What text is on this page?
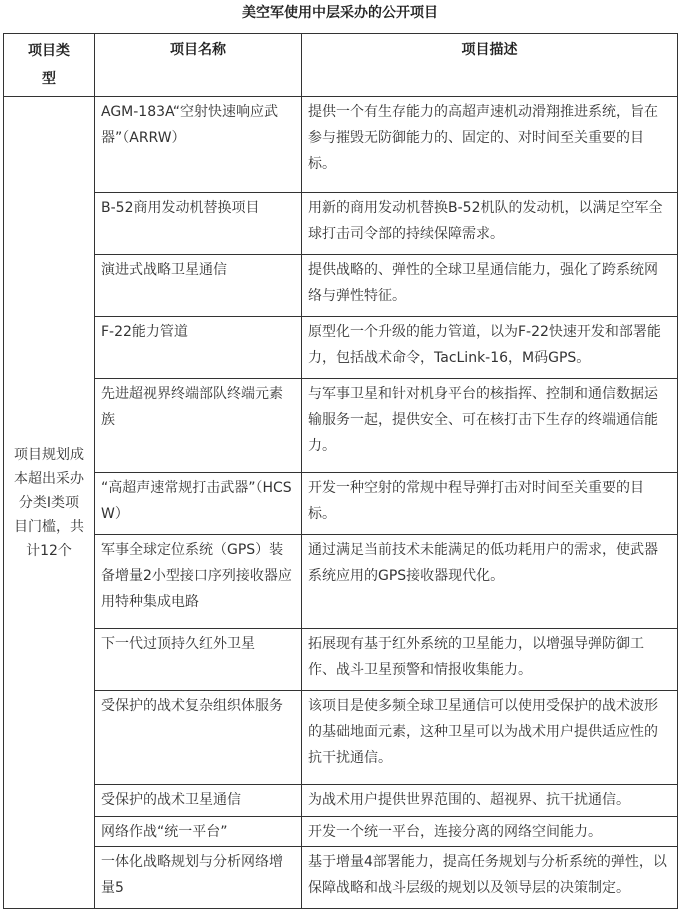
美空军使用中层采办的公开项目
项目类型	项目名称	项目描述
项目规划成本超出采办分类I类项目门槛，共计12个	AGM-183A“空射快速响应武器”（ARRW）	提供一个有生存能力的高超声速机动滑翔推进系统，旨在参与摧毁无防御能力的、固定的、对时间至关重要的目标。
	B-52商用发动机替换项目	用新的商用发动机替换B-52机队的发动机，以满足空军全球打击司令部的持续保障需求。
	演进式战略卫星通信	提供战略的、弹性的全球卫星通信能力，强化了跨系统网络与弹性特征。
	F-22能力管道	原型化一个升级的能力管道，以为F-22快速开发和部署能力，包括战术命令，TacLink-16，M码GPS。
	先进超视界终端部队终端元素族	与军事卫星和针对机身平台的核指挥、控制和通信数据运输服务一起，提供安全、可在核打击下生存的终端通信能力。
	“高超声速常规打击武器”（HCSW）	开发一种空射的常规中程导弹打击对时间至关重要的目标。
	军事全球定位系统（GPS）装备增量2小型接口序列接收器应用特种集成电路	通过满足当前技术未能满足的低功耗用户的需求，使武器系统应用的GPS接收器现代化。
	下一代过顶持久红外卫星	拓展现有基于红外系统的卫星能力，以增强导弹防御工作、战斗卫星预警和情报收集能力。
	受保护的战术复杂组织体服务	该项目是使多频全球卫星通信可以使用受保护的战术波形的基础地面元素，这种卫星可以为战术用户提供适应性的抗干扰通信。
	受保护的战术卫星通信	为战术用户提供世界范围的、超视界、抗干扰通信。
	网络作战“统一平台”	开发一个统一平台，连接分离的网络空间能力。
	一体化战略规划与分析网络增量5	基于增量4部署能力，提高任务规划与分析系统的弹性，以保障战略和战斗层级的规划以及领导层的决策制定。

# # #

## REQUIREMENTS
All entries are to be retyped exactly. Omit any embedded images.

## ANSWER TO THIS EXERCISE
What text is on this page?
美空军使用中层采办的公开项目
项目类型	项目名称	项目描述
项目规划成本超出采办分类I类项目门槛，共计12个	AGM-183A“空射快速响应武器”（ARRW）	提供一个有生存能力的高超声速机动滑翔推进系统，旨在参与摧毁无防御能力的、固定的、对时间至关重要的目标。
	B-52商用发动机替换项目	用新的商用发动机替换B-52机队的发动机，以满足空军全球打击司令部的持续保障需求。
	演进式战略卫星通信	提供战略的、弹性的全球卫星通信能力，强化了跨系统网络与弹性特征。
	F-22能力管道	原型化一个升级的能力管道，以为F-22快速开发和部署能力，包括战术命令，TacLink-16，M码GPS。
	先进超视界终端部队终端元素族	与军事卫星和针对机身平台的核指挥、控制和通信数据运输服务一起，提供安全、可在核打击下生存的终端通信能力。
	“高超声速常规打击武器”（HCSW）	开发一种空射的常规中程导弹打击对时间至关重要的目标。
	军事全球定位系统（GPS）装备增量2小型接口序列接收器应用特种集成电路	通过满足当前技术未能满足的低功耗用户的需求，使武器系统应用的GPS接收器现代化。
	下一代过顶持久红外卫星	拓展现有基于红外系统的卫星能力，以增强导弹防御工作、战斗卫星预警和情报收集能力。
	受保护的战术复杂组织体服务	该项目是使多频全球卫星通信可以使用受保护的战术波形的基础地面元素，这种卫星可以为战术用户提供适应性的抗干扰通信。
	受保护的战术卫星通信	为战术用户提供世界范围的、超视界、抗干扰通信。
	网络作战“统一平台”	开发一个统一平台，连接分离的网络空间能力。
	一体化战略规划与分析网络增量5	基于增量4部署能力，提高任务规划与分析系统的弹性，以保障战略和战斗层级的规划以及领导层的决策制定。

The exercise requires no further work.